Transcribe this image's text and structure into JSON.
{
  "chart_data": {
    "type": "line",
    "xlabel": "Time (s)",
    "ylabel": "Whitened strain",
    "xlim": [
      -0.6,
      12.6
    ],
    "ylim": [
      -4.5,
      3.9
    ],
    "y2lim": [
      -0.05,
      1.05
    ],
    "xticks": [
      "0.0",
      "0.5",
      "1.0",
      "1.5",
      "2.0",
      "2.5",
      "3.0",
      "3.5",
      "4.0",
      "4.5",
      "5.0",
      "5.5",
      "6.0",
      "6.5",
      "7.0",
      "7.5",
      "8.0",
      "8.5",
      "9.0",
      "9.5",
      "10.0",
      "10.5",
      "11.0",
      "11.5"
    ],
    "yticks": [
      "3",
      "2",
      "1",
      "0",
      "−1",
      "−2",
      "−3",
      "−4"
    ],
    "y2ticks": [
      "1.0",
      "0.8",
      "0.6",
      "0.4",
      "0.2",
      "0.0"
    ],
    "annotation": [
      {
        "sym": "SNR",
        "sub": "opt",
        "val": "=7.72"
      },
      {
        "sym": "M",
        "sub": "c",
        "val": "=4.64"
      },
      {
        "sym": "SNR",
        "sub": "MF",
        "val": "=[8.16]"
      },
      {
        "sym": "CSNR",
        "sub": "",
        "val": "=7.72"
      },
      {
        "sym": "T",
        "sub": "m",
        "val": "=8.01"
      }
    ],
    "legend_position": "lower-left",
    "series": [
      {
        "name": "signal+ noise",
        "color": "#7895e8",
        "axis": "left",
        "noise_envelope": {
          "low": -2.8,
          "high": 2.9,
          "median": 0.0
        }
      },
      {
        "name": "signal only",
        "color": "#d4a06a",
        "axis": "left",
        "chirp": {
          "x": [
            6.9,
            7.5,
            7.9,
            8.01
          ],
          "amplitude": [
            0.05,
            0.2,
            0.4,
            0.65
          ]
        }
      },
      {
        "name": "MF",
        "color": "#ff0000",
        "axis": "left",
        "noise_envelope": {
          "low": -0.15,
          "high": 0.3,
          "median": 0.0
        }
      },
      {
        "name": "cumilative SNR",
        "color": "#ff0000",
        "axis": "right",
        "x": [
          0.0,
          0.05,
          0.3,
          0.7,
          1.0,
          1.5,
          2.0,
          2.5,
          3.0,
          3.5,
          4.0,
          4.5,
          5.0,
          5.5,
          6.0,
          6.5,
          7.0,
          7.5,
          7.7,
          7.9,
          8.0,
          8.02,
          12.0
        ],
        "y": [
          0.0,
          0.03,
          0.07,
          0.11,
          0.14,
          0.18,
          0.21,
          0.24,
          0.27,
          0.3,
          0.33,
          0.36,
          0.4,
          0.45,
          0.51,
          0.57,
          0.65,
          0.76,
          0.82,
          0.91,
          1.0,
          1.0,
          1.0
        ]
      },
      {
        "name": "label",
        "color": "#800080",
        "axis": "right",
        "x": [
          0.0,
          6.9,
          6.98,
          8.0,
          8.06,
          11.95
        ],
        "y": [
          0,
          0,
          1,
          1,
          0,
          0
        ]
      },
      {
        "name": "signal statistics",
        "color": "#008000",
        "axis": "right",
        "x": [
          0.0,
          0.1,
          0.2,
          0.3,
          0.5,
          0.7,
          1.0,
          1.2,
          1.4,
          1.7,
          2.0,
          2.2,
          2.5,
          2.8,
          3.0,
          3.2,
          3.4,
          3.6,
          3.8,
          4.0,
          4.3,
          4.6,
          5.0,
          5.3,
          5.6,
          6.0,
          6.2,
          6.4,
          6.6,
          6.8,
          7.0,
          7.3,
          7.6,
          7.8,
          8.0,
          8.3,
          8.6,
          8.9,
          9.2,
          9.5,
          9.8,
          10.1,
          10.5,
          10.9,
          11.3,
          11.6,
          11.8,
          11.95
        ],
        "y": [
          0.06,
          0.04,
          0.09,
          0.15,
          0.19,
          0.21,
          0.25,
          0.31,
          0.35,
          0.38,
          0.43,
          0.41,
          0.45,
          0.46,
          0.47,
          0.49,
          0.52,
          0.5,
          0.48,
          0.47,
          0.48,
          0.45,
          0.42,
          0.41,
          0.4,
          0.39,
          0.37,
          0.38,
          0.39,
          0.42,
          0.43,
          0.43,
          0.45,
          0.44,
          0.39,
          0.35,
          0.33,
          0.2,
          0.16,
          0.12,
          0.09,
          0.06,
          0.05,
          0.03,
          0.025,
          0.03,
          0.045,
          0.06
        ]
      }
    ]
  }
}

• • • • • • •

» **Exercise instructions**: Read the lines above. Gather those in which the string "signal" is found.

» **The answer**:
        "name": "signal+ noise",
        "name": "signal only",
        "name": "signal statistics",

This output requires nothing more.